▶ DIRECTIVE
Scan the material that follows. Copy every line containing the word "dataoverførsel".

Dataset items
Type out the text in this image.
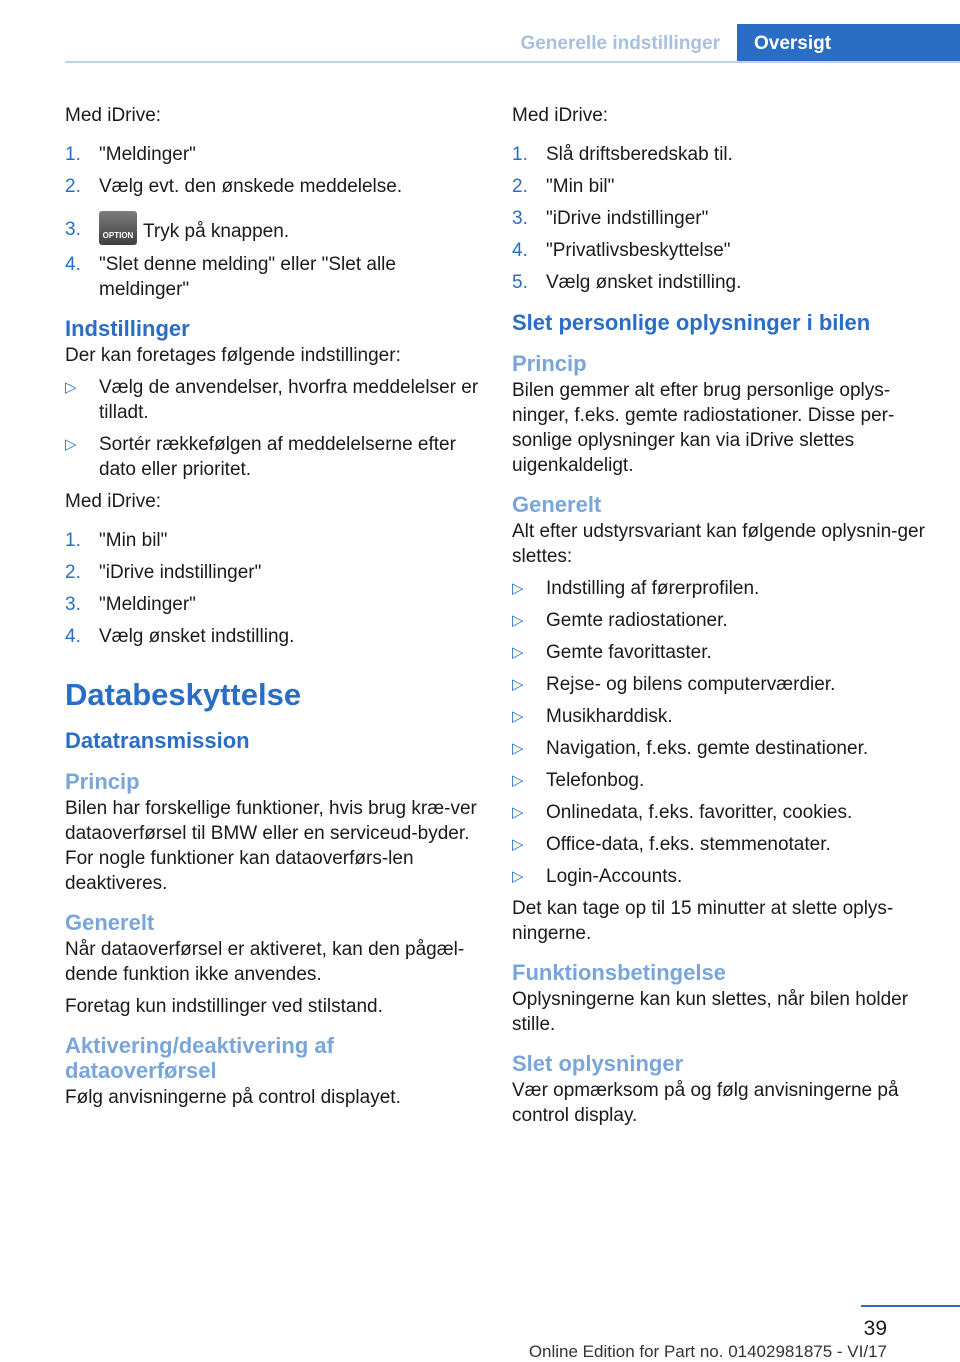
Generelle indstillinger	Oversigt

Med iDrive:

1. "Meldinger"
2. Vælg evt. den ønskede meddelelse.
3.	OPTION Tryk på knappen.
4. "Slet denne melding" eller "Slet alle meldinger"
Indstillinger

Der kan foretages følgende indstillinger:

▷ Vælg de anvendelser, hvorfra meddelelser er tilladt.
▷ Sortér rækkefølgen af meddelelserne efter dato eller prioritet.

Med iDrive:

1. "Min bil"
2. "iDrive indstillinger"
3. "Meldinger"
4. Vælg ønsket indstilling.
Databeskyttelse
Datatransmission
Princip

Bilen har forskellige funktioner, hvis brug kræ‐ver dataoverførsel til BMW eller en serviceud‐byder. For nogle funktioner kan dataoverførs‐len deaktiveres.

Generelt

Når dataoverførsel er aktiveret, kan den pågæl‐dende funktion ikke anvendes.

Foretag kun indstillinger ved stilstand.

Aktivering/deaktivering af dataoverførsel

Følg anvisningerne på control displayet.

Med iDrive:

1. Slå driftsberedskab til.
2. "Min bil"
3. "iDrive indstillinger"
4. "Privatlivsbeskyttelse"
5. Vælg ønsket indstilling.
Slet personlige oplysninger i bilen
Princip

Bilen gemmer alt efter brug personlige oplys‐ninger, f.eks. gemte radiostationer. Disse per‐sonlige oplysninger kan via iDrive slettes uigenkaldeligt.

Generelt

Alt efter udstyrsvariant kan følgende oplysnin‐ger slettes:

▷ Indstilling af førerprofilen.
▷ Gemte radiostationer.
▷ Gemte favorittaster.
▷ Rejse- og bilens computerværdier.
▷ Musikharddisk.
▷ Navigation, f.eks. gemte destinationer.
▷ Telefonbog.
▷ Onlinedata, f.eks. favoritter, cookies.
▷ Office-data, f.eks. stemmenotater.
▷ Login-Accounts.

Det kan tage op til 15 minutter at slette oplys‐ningerne.

Funktionsbetingelse

Oplysningerne kan kun slettes, når bilen holder stille.

Slet oplysninger

Vær opmærksom på og følg anvisningerne på control display.

39
Online Edition for Part no. 01402981875 - VI/17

▶ RESPONSE TO THIS EXERCISE
Bilen har forskellige funktioner, hvis brug kræ‐ver dataoverførsel til BMW eller en serviceud‐byder. For nogle funktioner kan dataoverførs‐len deaktiveres.
Når dataoverførsel er aktiveret, kan den pågæl‐dende funktion ikke anvendes.
Aktivering/deaktivering af dataoverførsel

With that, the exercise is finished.